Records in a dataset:
* start *

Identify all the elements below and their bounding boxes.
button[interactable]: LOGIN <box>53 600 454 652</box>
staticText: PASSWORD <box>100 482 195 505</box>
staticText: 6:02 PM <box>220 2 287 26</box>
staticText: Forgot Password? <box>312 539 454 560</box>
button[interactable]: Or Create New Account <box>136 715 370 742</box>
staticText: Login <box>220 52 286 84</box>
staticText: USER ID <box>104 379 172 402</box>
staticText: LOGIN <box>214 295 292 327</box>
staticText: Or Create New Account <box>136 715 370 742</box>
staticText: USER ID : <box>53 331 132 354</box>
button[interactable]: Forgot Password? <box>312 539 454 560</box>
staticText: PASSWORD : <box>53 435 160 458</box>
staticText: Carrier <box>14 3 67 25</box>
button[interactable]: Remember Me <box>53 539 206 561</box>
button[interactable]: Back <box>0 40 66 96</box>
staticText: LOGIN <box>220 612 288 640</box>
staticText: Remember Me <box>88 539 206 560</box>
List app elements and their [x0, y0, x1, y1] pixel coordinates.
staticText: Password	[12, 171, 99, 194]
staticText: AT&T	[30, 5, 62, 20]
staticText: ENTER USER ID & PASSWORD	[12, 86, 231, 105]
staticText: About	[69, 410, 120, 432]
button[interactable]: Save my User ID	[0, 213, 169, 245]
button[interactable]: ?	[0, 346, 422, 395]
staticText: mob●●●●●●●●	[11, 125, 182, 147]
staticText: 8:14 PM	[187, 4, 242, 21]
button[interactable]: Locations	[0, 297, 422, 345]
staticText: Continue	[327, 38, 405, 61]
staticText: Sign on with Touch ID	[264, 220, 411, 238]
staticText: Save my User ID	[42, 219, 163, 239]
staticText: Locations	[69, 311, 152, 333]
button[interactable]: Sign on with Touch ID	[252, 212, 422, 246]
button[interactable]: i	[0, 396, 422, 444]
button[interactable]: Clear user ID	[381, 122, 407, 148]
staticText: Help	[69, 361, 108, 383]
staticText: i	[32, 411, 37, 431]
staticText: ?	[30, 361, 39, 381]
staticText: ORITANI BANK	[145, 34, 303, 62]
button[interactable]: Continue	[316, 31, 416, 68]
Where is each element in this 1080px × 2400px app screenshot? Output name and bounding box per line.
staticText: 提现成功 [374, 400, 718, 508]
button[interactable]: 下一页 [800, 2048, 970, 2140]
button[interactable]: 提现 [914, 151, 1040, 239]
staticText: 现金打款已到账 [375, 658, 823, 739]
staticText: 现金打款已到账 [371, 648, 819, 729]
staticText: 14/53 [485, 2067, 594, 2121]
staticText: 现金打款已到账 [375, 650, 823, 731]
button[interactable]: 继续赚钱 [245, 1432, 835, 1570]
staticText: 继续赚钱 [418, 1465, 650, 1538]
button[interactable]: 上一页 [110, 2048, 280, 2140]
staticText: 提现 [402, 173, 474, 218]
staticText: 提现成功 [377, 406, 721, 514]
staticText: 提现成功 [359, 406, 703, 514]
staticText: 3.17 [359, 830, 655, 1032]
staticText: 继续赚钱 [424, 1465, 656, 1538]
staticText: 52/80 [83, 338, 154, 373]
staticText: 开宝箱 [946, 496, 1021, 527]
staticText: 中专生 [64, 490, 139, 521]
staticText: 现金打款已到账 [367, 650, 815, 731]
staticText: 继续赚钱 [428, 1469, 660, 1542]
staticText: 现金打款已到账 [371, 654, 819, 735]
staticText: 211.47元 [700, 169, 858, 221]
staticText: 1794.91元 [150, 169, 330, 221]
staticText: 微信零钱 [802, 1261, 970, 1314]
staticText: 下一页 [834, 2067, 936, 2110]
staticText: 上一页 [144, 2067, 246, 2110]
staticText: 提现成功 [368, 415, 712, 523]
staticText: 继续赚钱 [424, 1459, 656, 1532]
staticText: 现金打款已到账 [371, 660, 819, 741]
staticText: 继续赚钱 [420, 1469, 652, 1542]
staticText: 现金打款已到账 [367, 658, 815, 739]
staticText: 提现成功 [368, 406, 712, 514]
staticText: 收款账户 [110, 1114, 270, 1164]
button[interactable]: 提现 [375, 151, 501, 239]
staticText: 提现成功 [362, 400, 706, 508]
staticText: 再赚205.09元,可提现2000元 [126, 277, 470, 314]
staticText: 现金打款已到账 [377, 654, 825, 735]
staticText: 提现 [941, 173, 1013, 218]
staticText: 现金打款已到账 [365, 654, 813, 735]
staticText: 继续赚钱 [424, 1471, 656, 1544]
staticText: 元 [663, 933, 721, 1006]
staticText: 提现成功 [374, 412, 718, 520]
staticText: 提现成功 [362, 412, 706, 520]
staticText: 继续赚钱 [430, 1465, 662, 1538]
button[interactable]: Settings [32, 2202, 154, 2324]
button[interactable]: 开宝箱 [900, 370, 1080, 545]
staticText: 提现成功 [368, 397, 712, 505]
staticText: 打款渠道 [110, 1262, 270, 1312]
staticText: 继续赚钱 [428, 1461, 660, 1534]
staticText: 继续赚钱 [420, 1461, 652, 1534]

* end *

> _Written problem_: Rewrite all of the material above, replacing every "interactable" with "clickable" and leaving everything else unchanged.

> _Solved problem_:
Identify all the elements below and their bounding boxes.
button[clickable]: LOGIN <box>53 600 454 652</box>
staticText: PASSWORD <box>100 482 195 505</box>
staticText: 6:02 PM <box>220 2 287 26</box>
staticText: Forgot Password? <box>312 539 454 560</box>
button[clickable]: Or Create New Account <box>136 715 370 742</box>
staticText: Login <box>220 52 286 84</box>
staticText: USER ID <box>104 379 172 402</box>
staticText: LOGIN <box>214 295 292 327</box>
staticText: Or Create New Account <box>136 715 370 742</box>
staticText: USER ID : <box>53 331 132 354</box>
button[clickable]: Forgot Password? <box>312 539 454 560</box>
staticText: PASSWORD : <box>53 435 160 458</box>
staticText: Carrier <box>14 3 67 25</box>
button[clickable]: Remember Me <box>53 539 206 561</box>
button[clickable]: Back <box>0 40 66 96</box>
staticText: LOGIN <box>220 612 288 640</box>
staticText: Remember Me <box>88 539 206 560</box>
List app elements and their [x0, y0, x1, y1] pixel coordinates.
staticText: Password	[12, 171, 99, 194]
staticText: AT&T	[30, 5, 62, 20]
staticText: ENTER USER ID & PASSWORD	[12, 86, 231, 105]
staticText: About	[69, 410, 120, 432]
button[clickable]: Save my User ID	[0, 213, 169, 245]
button[clickable]: ?	[0, 346, 422, 395]
staticText: mob●●●●●●●●	[11, 125, 182, 147]
staticText: 8:14 PM	[187, 4, 242, 21]
button[clickable]: Locations	[0, 297, 422, 345]
staticText: Continue	[327, 38, 405, 61]
staticText: Sign on with Touch ID	[264, 220, 411, 238]
staticText: Save my User ID	[42, 219, 163, 239]
staticText: Locations	[69, 311, 152, 333]
button[clickable]: Sign on with Touch ID	[252, 212, 422, 246]
button[clickable]: i	[0, 396, 422, 444]
button[clickable]: Clear user ID	[381, 122, 407, 148]
staticText: Help	[69, 361, 108, 383]
staticText: i	[32, 411, 37, 431]
staticText: ?	[30, 361, 39, 381]
staticText: ORITANI BANK	[145, 34, 303, 62]
button[clickable]: Continue	[316, 31, 416, 68]
Where is each element in this 1080px × 2400px app screenshot? Output name and bounding box per line.
staticText: 提现成功 [374, 400, 718, 508]
button[clickable]: 下一页 [800, 2048, 970, 2140]
button[clickable]: 提现 [914, 151, 1040, 239]
staticText: 现金打款已到账 [375, 658, 823, 739]
staticText: 现金打款已到账 [371, 648, 819, 729]
staticText: 14/53 [485, 2067, 594, 2121]
staticText: 现金打款已到账 [375, 650, 823, 731]
button[clickable]: 继续赚钱 [245, 1432, 835, 1570]
staticText: 继续赚钱 [418, 1465, 650, 1538]
button[clickable]: 上一页 [110, 2048, 280, 2140]
staticText: 提现 [402, 173, 474, 218]
staticText: 提现成功 [377, 406, 721, 514]
staticText: 提现成功 [359, 406, 703, 514]
staticText: 3.17 [359, 830, 655, 1032]
staticText: 继续赚钱 [424, 1465, 656, 1538]
staticText: 52/80 [83, 338, 154, 373]
staticText: 开宝箱 [946, 496, 1021, 527]
staticText: 中专生 [64, 490, 139, 521]
staticText: 现金打款已到账 [367, 650, 815, 731]
staticText: 继续赚钱 [428, 1469, 660, 1542]
staticText: 现金打款已到账 [371, 654, 819, 735]
staticText: 211.47元 [700, 169, 858, 221]
staticText: 1794.91元 [150, 169, 330, 221]
staticText: 微信零钱 [802, 1261, 970, 1314]
staticText: 下一页 [834, 2067, 936, 2110]
staticText: 上一页 [144, 2067, 246, 2110]
staticText: 提现成功 [368, 415, 712, 523]
staticText: 继续赚钱 [424, 1459, 656, 1532]
staticText: 现金打款已到账 [371, 660, 819, 741]
staticText: 继续赚钱 [420, 1469, 652, 1542]
staticText: 现金打款已到账 [367, 658, 815, 739]
staticText: 提现成功 [368, 406, 712, 514]
staticText: 收款账户 [110, 1114, 270, 1164]
button[clickable]: 提现 [375, 151, 501, 239]
staticText: 提现成功 [362, 400, 706, 508]
staticText: 再赚205.09元,可提现2000元 [126, 277, 470, 314]
staticText: 现金打款已到账 [377, 654, 825, 735]
staticText: 提现 [941, 173, 1013, 218]
staticText: 现金打款已到账 [365, 654, 813, 735]
staticText: 继续赚钱 [424, 1471, 656, 1544]
staticText: 元 [663, 933, 721, 1006]
staticText: 提现成功 [374, 412, 718, 520]
staticText: 提现成功 [362, 412, 706, 520]
staticText: 继续赚钱 [430, 1465, 662, 1538]
button[clickable]: Settings [32, 2202, 154, 2324]
button[clickable]: 开宝箱 [900, 370, 1080, 545]
staticText: 提现成功 [368, 397, 712, 505]
staticText: 打款渠道 [110, 1262, 270, 1312]
staticText: 继续赚钱 [428, 1461, 660, 1534]
staticText: 继续赚钱 [420, 1461, 652, 1534]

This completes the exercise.